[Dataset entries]
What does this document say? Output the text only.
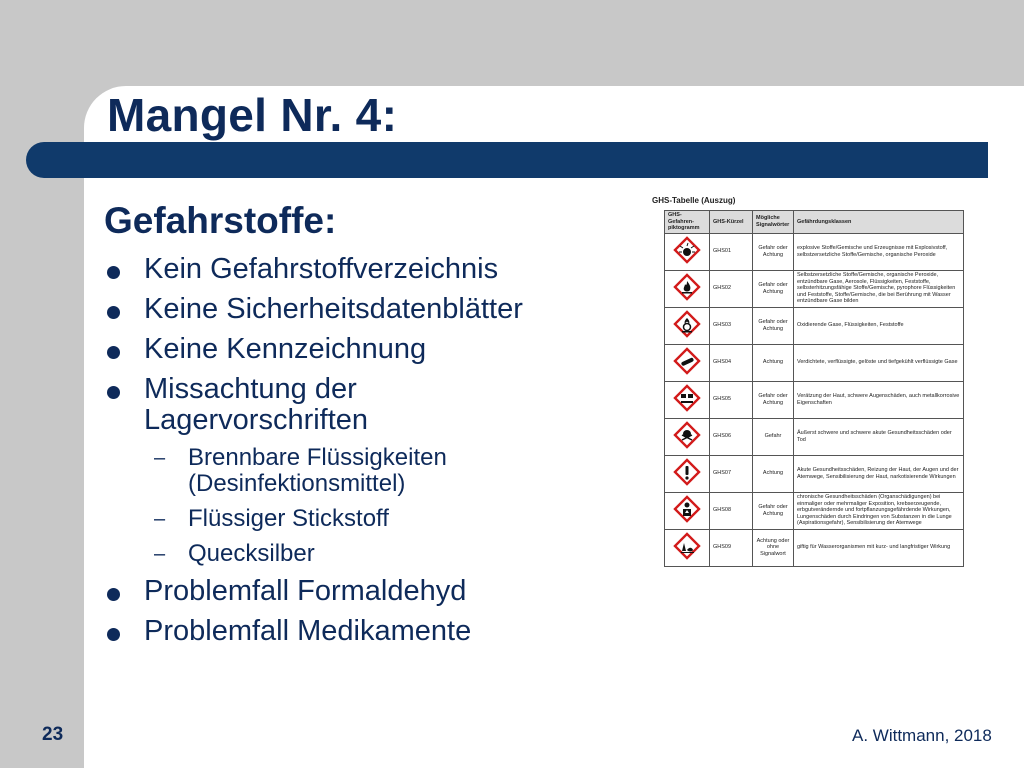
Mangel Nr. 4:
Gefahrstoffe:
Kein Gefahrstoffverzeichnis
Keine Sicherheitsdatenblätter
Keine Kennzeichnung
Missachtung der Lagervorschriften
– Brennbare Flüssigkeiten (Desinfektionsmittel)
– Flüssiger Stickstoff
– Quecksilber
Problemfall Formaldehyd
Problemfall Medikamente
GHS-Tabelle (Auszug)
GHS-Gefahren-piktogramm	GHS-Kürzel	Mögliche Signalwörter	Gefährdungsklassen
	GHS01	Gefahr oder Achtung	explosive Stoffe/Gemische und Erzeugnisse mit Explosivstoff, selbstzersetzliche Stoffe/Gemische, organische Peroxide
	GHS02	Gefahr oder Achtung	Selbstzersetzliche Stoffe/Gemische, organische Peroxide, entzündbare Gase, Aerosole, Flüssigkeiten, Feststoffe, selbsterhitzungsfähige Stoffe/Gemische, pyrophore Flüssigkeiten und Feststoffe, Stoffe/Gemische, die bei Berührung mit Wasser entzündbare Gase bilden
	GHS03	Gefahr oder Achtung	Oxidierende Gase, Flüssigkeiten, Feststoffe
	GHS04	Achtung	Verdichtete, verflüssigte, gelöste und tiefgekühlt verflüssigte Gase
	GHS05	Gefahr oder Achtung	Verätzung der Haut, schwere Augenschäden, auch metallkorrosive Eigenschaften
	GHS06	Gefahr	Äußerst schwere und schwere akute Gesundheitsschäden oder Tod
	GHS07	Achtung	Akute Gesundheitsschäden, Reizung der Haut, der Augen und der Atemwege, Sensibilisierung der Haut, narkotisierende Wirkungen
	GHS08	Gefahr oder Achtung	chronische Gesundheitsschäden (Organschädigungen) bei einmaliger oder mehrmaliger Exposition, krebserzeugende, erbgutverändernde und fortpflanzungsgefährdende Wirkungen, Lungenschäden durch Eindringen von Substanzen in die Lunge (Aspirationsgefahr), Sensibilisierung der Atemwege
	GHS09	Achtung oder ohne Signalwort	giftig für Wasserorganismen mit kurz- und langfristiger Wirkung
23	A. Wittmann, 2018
---
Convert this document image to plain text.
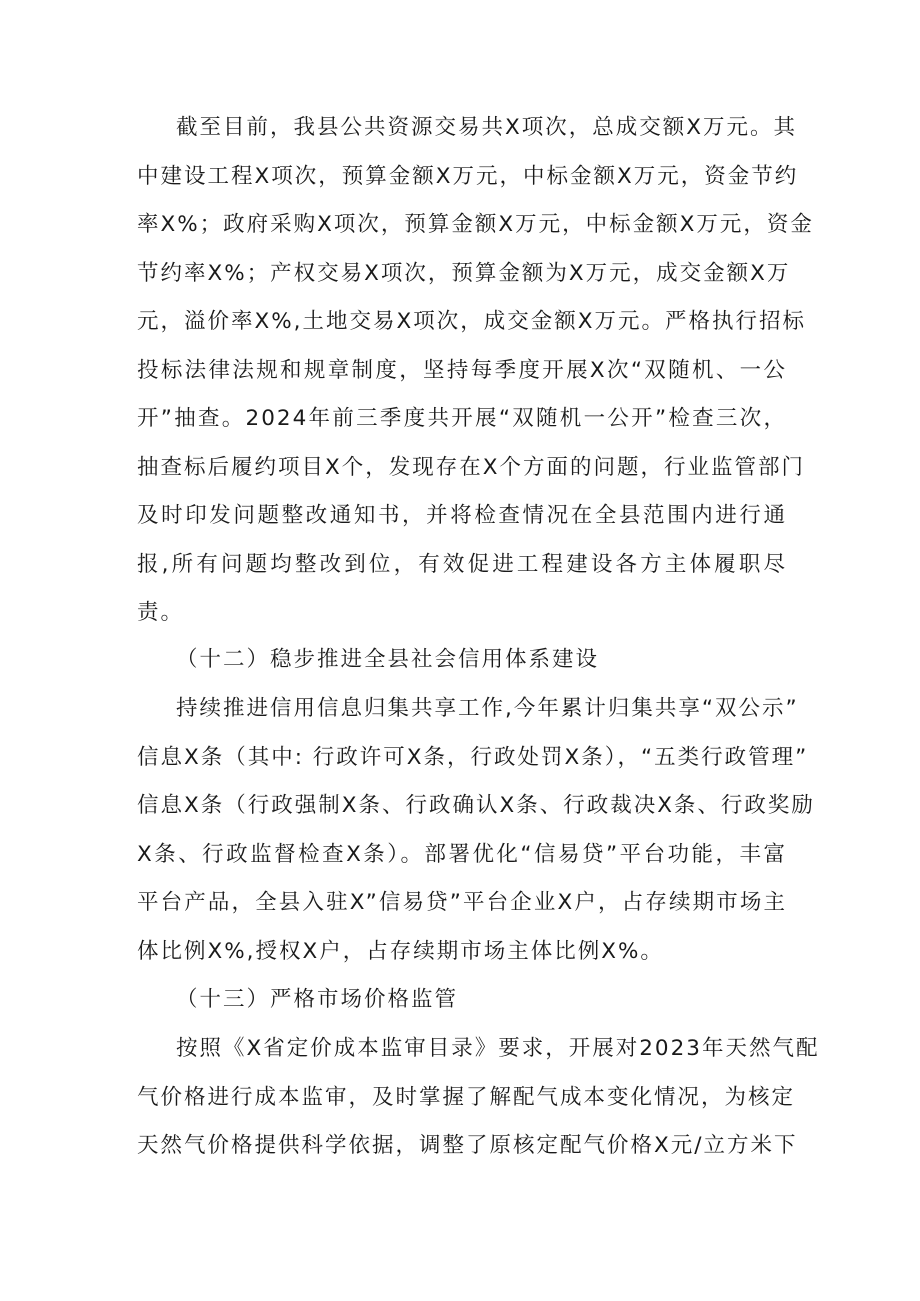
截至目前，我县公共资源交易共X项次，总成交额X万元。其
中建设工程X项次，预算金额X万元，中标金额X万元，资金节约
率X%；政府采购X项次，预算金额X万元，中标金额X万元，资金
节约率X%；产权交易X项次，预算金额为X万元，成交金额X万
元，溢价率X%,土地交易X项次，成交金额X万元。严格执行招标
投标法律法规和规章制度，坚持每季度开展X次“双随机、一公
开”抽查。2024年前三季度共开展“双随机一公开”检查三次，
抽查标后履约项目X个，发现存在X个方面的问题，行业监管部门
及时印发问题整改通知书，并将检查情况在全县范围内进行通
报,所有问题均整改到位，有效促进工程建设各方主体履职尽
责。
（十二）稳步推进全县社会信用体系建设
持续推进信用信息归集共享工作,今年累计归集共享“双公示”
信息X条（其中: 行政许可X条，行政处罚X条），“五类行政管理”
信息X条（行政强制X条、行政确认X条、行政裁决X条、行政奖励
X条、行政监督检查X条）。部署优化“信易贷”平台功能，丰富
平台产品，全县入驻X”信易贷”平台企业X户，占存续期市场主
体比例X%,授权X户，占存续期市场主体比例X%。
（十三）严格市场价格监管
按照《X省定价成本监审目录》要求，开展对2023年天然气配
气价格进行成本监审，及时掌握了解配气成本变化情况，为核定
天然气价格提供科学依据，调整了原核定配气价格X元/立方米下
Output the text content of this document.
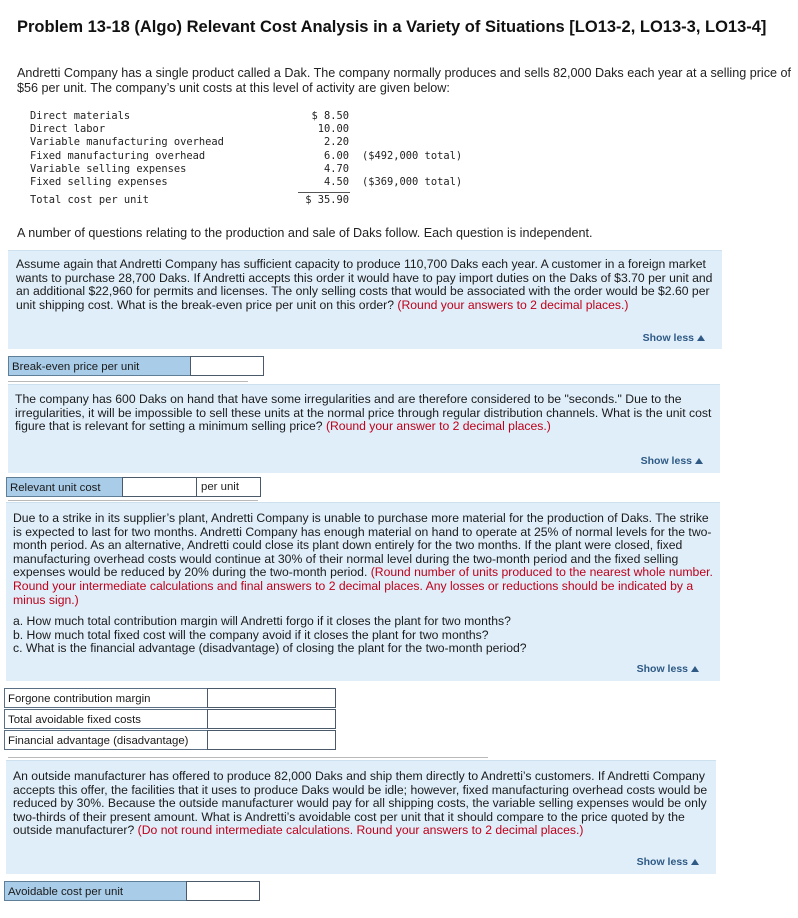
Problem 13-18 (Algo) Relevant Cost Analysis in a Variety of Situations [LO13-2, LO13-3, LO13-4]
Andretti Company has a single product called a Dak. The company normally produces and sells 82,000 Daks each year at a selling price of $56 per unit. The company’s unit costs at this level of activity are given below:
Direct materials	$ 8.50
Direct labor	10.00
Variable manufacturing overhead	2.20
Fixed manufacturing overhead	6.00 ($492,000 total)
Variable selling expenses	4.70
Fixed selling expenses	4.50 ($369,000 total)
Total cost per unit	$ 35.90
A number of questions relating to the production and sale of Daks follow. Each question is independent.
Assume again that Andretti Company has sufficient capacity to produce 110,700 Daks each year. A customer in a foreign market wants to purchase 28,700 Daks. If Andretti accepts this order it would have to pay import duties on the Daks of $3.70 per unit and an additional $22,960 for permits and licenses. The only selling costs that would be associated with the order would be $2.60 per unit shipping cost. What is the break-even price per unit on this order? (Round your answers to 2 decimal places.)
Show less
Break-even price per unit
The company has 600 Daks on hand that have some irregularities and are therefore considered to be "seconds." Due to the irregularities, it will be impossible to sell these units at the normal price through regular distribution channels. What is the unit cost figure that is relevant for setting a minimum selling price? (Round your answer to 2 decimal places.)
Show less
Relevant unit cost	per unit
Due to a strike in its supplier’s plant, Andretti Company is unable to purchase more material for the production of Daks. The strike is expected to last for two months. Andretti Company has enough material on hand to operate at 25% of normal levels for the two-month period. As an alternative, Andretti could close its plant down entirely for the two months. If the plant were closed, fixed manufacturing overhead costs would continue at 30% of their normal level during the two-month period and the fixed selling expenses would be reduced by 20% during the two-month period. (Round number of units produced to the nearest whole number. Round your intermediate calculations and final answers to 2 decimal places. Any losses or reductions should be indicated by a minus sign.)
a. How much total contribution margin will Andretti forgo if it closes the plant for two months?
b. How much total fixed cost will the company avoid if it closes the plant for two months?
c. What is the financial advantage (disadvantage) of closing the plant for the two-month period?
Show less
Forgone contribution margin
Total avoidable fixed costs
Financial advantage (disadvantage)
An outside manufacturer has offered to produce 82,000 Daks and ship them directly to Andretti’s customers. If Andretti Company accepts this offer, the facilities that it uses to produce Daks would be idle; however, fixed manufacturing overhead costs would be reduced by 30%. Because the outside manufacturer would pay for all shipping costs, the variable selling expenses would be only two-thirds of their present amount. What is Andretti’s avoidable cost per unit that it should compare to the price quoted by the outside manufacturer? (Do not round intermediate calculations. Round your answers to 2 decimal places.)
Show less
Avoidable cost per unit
---
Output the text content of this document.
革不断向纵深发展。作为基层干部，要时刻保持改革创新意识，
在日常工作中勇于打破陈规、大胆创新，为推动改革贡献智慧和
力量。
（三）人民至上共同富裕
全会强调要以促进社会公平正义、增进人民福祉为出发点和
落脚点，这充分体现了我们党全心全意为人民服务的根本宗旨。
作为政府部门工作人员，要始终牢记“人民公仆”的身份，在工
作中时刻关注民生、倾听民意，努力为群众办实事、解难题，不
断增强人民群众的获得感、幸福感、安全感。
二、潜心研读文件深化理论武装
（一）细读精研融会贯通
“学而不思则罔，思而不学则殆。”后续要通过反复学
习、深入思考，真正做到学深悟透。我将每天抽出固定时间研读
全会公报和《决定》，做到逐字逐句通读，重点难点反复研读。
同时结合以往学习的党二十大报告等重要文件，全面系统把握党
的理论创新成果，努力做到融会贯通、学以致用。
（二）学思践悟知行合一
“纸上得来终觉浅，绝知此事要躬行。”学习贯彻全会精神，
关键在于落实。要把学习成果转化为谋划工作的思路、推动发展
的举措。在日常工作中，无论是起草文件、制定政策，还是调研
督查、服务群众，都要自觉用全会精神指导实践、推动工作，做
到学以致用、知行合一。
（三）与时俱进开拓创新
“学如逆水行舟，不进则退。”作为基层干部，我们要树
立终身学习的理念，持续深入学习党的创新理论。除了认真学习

### Stated goal
Give only the number of lines in the entries above that contain the string "Flüssigkeiten".

### Answer to this exercise
3